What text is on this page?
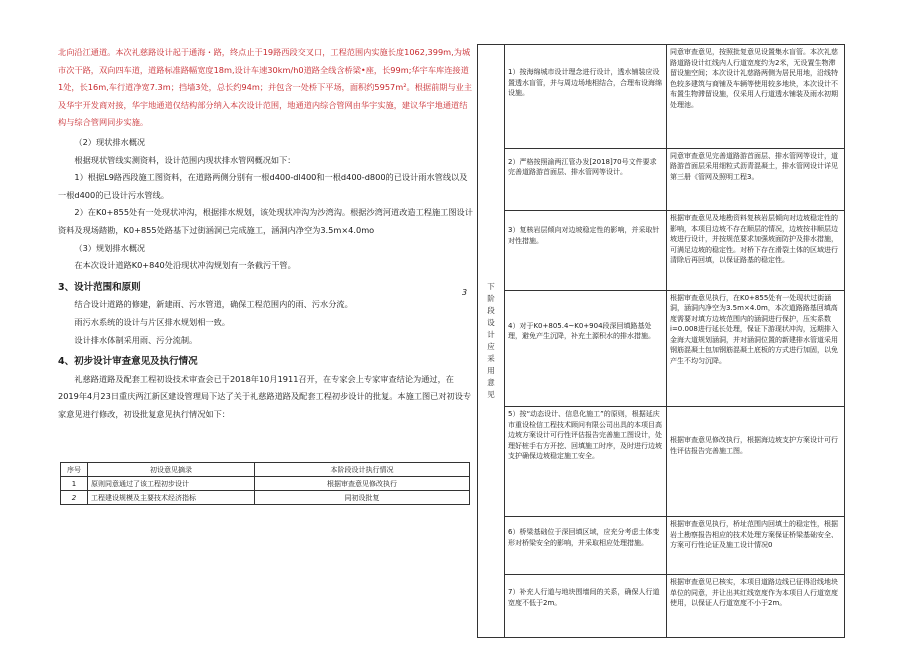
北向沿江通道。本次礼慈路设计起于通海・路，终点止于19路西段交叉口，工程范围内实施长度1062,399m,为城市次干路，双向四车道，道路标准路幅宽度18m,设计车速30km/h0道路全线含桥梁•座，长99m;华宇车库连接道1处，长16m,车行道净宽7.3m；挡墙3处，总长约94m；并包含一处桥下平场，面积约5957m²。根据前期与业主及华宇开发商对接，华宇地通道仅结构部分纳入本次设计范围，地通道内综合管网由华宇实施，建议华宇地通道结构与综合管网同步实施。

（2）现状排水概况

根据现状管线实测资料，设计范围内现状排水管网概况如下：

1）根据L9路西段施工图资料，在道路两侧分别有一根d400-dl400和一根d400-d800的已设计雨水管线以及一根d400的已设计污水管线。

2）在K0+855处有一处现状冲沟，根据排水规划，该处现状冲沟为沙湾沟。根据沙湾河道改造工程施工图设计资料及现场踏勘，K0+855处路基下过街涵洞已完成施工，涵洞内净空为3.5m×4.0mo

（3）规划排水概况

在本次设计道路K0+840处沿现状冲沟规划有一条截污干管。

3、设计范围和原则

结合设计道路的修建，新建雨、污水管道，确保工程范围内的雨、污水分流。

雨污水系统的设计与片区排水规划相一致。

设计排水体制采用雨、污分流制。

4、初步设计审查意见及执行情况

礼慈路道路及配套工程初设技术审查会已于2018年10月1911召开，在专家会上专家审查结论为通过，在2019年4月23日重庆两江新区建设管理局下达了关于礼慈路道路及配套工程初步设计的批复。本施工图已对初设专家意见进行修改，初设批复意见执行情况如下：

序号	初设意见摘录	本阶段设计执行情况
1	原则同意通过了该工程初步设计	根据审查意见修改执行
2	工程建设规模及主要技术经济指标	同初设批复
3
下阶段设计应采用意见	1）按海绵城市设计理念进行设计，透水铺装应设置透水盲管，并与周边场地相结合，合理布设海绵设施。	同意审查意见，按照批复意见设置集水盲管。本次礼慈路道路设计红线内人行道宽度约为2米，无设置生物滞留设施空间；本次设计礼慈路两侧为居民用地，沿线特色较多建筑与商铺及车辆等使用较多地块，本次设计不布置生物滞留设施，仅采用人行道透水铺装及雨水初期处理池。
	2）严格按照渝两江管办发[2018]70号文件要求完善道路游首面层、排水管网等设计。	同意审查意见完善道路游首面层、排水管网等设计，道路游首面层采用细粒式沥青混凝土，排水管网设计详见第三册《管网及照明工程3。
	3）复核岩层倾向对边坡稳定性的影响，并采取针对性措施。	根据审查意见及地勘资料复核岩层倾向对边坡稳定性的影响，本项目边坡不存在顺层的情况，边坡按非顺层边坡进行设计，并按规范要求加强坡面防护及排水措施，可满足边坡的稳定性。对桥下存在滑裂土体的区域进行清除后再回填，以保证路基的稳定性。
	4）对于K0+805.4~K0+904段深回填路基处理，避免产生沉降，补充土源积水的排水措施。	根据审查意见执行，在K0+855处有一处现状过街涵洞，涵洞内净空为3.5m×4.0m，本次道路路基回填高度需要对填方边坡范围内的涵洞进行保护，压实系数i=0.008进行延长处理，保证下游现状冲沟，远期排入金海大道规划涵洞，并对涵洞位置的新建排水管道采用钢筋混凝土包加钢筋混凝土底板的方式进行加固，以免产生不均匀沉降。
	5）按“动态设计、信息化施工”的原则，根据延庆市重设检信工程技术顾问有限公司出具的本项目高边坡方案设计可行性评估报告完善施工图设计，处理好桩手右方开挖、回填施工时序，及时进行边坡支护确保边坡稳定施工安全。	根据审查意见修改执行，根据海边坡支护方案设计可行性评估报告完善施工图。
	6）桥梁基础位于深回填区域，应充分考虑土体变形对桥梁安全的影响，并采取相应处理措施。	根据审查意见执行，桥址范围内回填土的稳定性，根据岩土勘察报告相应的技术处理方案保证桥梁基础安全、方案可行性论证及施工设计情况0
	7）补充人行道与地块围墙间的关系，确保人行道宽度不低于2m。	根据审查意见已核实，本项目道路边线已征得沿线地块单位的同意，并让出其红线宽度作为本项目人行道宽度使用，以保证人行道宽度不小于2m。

• • • • •

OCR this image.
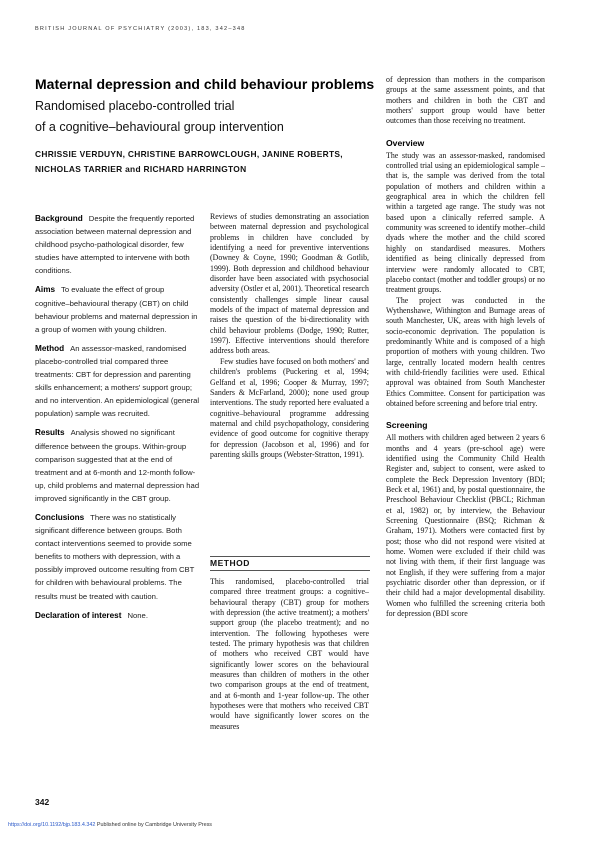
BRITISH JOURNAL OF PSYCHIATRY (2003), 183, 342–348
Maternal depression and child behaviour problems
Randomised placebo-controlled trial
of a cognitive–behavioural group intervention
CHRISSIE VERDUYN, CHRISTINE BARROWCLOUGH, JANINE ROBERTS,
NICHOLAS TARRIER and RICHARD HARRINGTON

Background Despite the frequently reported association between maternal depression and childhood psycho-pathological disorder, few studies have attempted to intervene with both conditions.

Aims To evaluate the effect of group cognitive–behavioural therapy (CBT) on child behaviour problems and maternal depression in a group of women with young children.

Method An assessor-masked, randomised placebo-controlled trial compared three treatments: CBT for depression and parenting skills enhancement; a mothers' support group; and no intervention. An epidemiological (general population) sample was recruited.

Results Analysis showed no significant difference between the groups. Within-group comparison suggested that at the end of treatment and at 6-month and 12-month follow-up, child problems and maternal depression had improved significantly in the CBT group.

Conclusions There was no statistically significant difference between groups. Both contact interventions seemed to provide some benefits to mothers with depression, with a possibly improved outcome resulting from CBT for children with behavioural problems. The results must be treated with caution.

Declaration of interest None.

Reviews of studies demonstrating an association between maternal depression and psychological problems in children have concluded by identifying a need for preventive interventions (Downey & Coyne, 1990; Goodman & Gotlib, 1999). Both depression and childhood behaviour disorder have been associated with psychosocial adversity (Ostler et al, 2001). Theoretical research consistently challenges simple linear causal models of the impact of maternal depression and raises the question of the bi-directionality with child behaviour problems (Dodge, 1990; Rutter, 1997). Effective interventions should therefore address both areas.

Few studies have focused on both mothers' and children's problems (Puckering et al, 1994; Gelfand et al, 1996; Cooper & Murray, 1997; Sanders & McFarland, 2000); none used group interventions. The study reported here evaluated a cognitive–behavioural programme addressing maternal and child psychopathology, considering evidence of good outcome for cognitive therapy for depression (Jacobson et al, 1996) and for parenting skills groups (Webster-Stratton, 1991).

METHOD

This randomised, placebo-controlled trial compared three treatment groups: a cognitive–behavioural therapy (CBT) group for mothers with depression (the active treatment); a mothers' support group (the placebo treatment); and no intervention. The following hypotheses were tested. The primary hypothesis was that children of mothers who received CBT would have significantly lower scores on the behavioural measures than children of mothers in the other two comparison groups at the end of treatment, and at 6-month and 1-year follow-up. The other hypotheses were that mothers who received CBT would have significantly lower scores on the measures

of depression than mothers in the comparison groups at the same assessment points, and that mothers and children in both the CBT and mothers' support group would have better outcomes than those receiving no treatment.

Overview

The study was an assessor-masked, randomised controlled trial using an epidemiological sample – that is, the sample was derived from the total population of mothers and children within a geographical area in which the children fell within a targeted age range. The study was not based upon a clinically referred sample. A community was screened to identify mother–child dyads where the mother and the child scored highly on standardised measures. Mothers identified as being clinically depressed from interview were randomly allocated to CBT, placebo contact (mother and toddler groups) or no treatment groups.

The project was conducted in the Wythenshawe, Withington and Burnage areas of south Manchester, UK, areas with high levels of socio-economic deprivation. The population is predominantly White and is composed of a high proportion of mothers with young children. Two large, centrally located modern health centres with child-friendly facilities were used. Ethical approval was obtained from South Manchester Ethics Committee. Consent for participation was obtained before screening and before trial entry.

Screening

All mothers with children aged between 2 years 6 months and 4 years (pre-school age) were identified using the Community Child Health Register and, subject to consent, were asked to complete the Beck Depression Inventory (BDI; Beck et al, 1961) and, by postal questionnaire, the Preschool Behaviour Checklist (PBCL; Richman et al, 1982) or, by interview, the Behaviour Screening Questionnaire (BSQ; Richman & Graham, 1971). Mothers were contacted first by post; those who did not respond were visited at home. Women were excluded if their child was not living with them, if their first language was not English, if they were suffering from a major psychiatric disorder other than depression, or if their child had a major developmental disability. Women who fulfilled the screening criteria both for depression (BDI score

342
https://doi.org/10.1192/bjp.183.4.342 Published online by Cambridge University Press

• • • • •

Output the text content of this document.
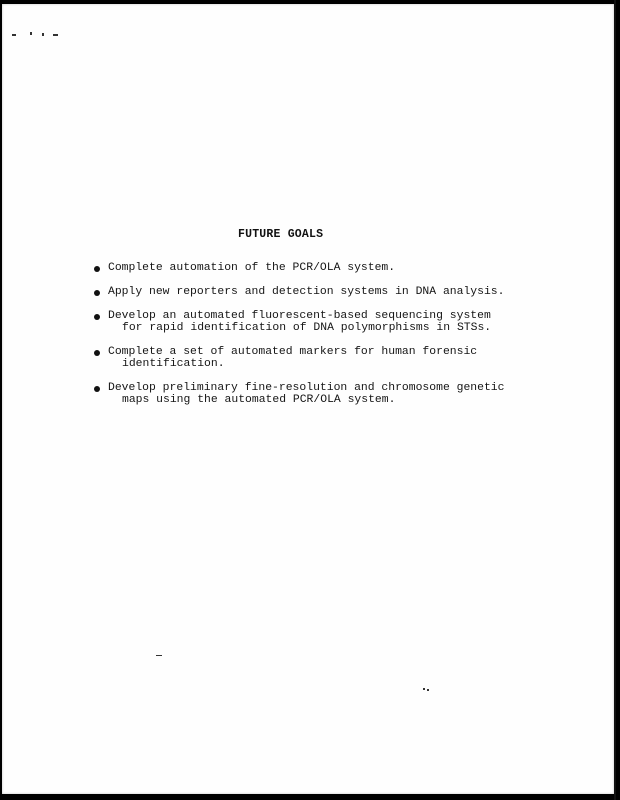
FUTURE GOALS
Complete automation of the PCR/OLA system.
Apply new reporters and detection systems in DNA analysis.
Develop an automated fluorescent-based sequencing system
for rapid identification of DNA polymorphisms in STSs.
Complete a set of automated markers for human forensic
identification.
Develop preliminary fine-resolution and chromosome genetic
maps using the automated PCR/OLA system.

• • • • •

Exercise details: Look through the listing and extract every line with "根据审查意见修改执行" in it.

Exercise output:
1	原则同意通过了该工程初步设计	根据审查意见修改执行
	5）按“动态设计、信息化施工”的原则，根据延庆市重设检信工程技术顾问有限公司出具的本项目高边坡方案设计可行性评估报告完善施工图设计，处理好桩手右方开挖、回填施工时序，及时进行边坡支护确保边坡稳定施工安全。	根据审查意见修改执行，根据海边坡支护方案设计可行性评估报告完善施工图。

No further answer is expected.